- [WHAT TO WORK ON]: Find the string "Department" in the listing and report every line that has it.

....

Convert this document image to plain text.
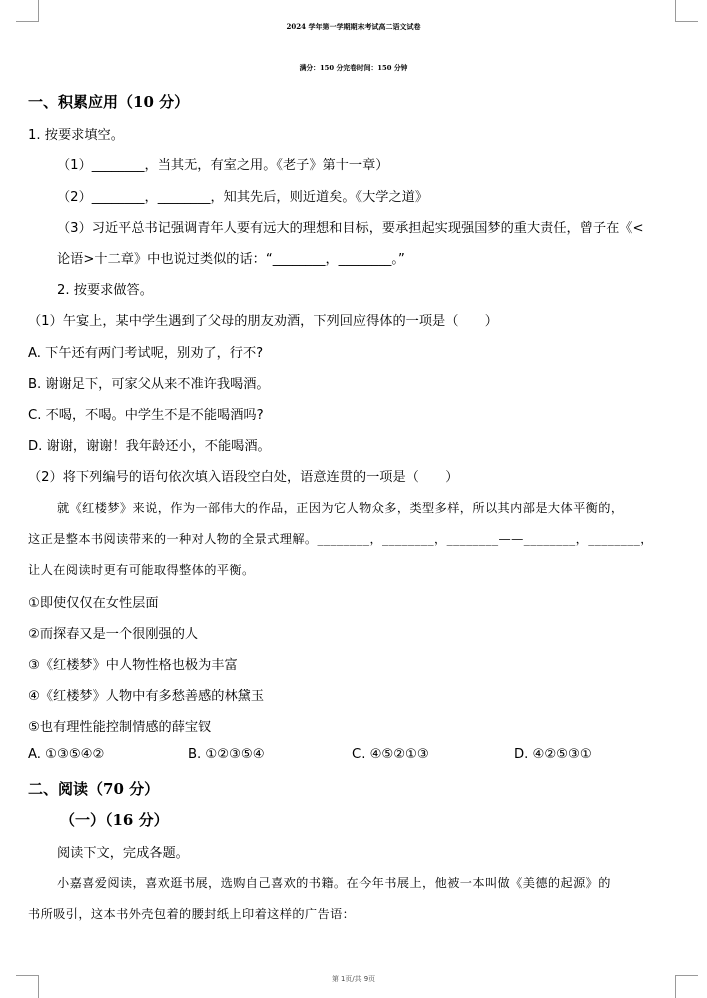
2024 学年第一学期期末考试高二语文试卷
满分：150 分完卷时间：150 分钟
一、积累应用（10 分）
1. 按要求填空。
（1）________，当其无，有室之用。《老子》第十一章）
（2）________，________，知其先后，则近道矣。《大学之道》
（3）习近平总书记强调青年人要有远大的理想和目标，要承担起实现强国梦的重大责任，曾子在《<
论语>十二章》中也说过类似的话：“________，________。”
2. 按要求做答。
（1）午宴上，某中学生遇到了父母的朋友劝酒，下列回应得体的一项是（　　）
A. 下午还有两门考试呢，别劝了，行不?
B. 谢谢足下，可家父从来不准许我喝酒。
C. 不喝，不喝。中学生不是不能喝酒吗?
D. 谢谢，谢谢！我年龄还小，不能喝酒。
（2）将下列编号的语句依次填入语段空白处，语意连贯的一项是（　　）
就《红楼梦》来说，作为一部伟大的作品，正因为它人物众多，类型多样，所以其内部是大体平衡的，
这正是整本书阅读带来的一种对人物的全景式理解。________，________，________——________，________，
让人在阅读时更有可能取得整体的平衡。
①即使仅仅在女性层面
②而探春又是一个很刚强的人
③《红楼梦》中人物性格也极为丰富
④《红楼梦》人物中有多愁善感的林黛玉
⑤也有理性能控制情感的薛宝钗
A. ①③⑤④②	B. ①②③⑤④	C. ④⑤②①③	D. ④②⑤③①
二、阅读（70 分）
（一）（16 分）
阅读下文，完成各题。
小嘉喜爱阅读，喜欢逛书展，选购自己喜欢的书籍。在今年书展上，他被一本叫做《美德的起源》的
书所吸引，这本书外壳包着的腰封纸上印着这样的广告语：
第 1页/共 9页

....

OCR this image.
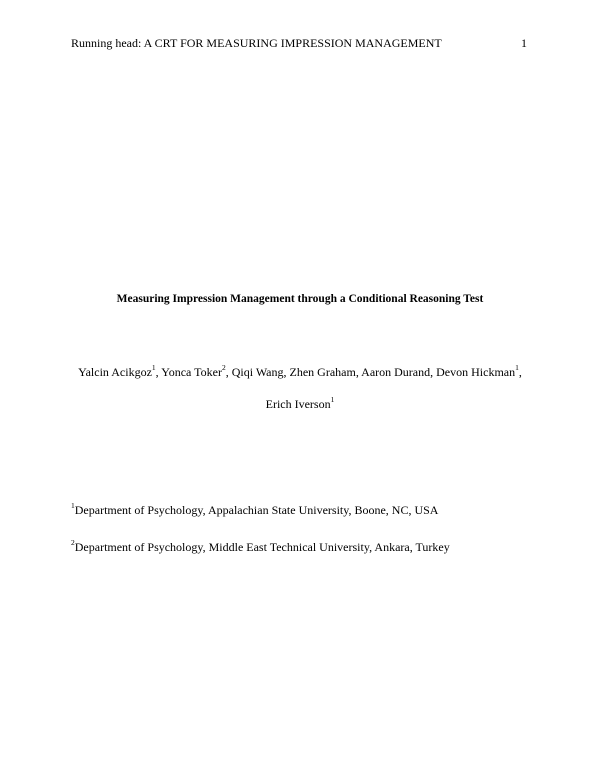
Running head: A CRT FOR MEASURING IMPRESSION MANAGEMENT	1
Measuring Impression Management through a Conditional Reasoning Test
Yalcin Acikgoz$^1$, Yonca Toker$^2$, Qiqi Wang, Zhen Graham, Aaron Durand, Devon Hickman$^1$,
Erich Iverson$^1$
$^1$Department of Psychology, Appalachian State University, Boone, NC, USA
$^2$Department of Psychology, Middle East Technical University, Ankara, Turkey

....

- [SOLUTION]:
$^1$Department of Psychology, Appalachian State University, Boone, NC, USA
$^2$Department of Psychology, Middle East Technical University, Ankara, Turkey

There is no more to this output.